-- Start Extracted material --

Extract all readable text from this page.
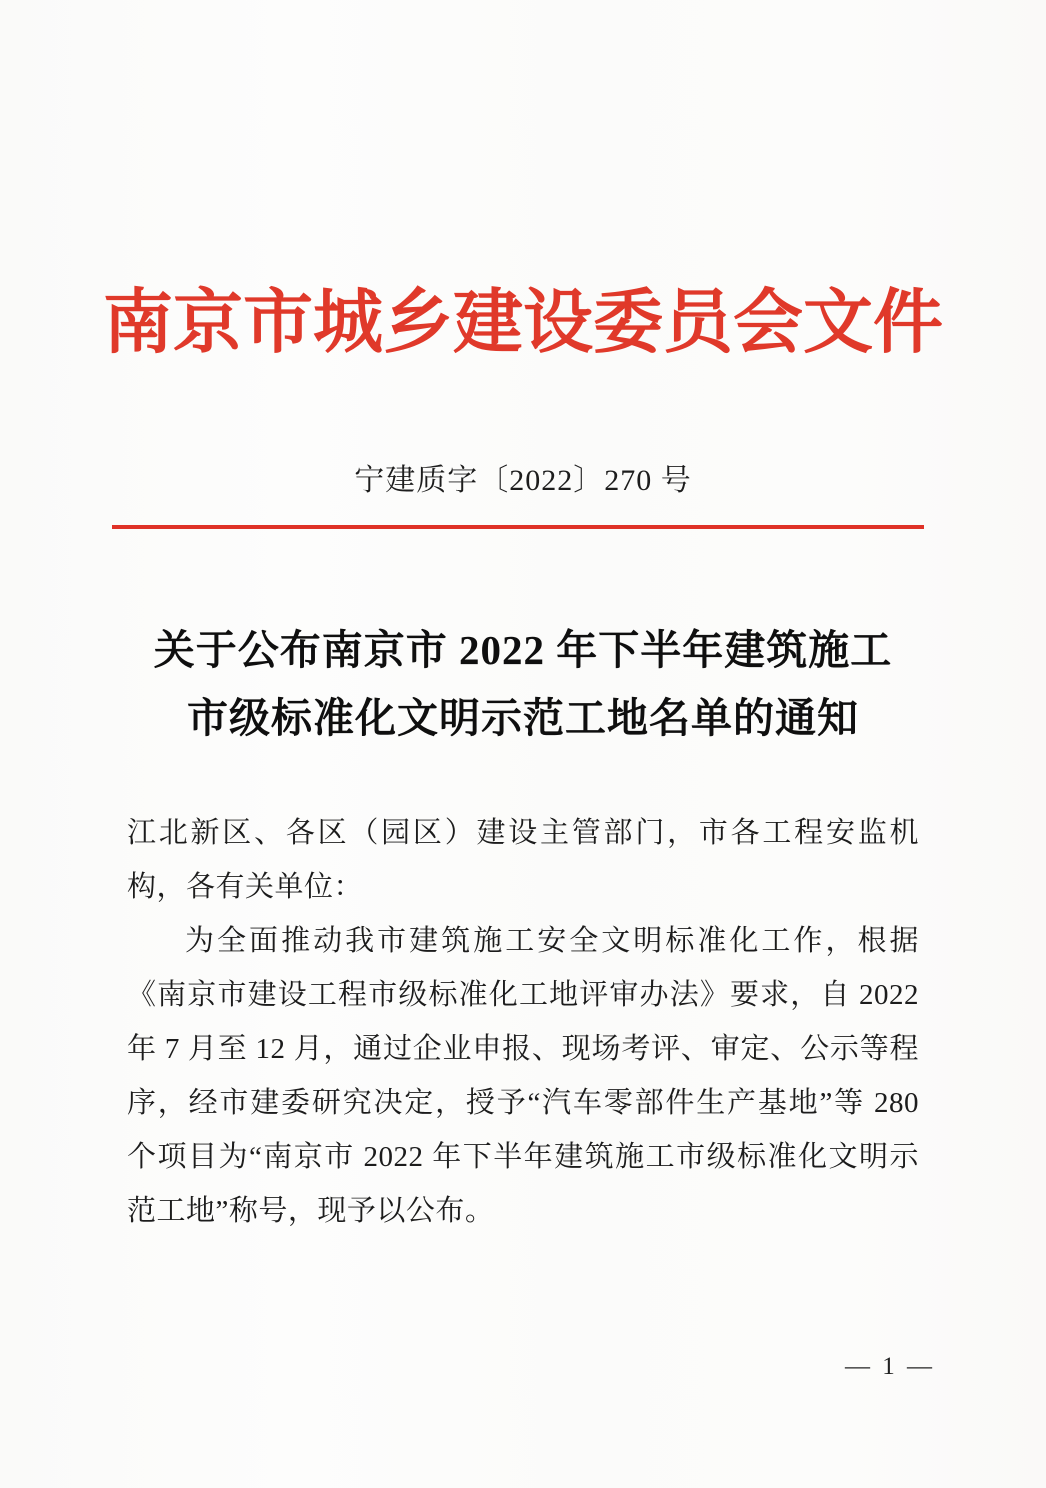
南京市城乡建设委员会文件
宁建质字〔2022〕270 号
关于公布南京市 2022 年下半年建筑施工
市级标准化文明示范工地名单的通知

江北新区、各区（园区）建设主管部门，市各工程安监机构，各有关单位：

为全面推动我市建筑施工安全文明标准化工作，根据《南京市建设工程市级标准化工地评审办法》要求，自 2022 年 7 月至 12 月，通过企业申报、现场考评、审定、公示等程序，经市建委研究决定，授予“汽车零部件生产基地”等 280 个项目为“南京市 2022 年下半年建筑施工市级标准化文明示范工地”称号，现予以公布。

— 1 —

-- End Extracted material --

Instructions to follow
Leave out the pictures and copy the rest of the material above exactly.

Completed exercise
Extract all readable text from this page.
南京市城乡建设委员会文件
宁建质字〔2022〕270 号
关于公布南京市 2022 年下半年建筑施工
市级标准化文明示范工地名单的通知

江北新区、各区（园区）建设主管部门，市各工程安监机构，各有关单位：

为全面推动我市建筑施工安全文明标准化工作，根据《南京市建设工程市级标准化工地评审办法》要求，自 2022 年 7 月至 12 月，通过企业申报、现场考评、审定、公示等程序，经市建委研究决定，授予“汽车零部件生产基地”等 280 个项目为“南京市 2022 年下半年建筑施工市级标准化文明示范工地”称号，现予以公布。

— 1 —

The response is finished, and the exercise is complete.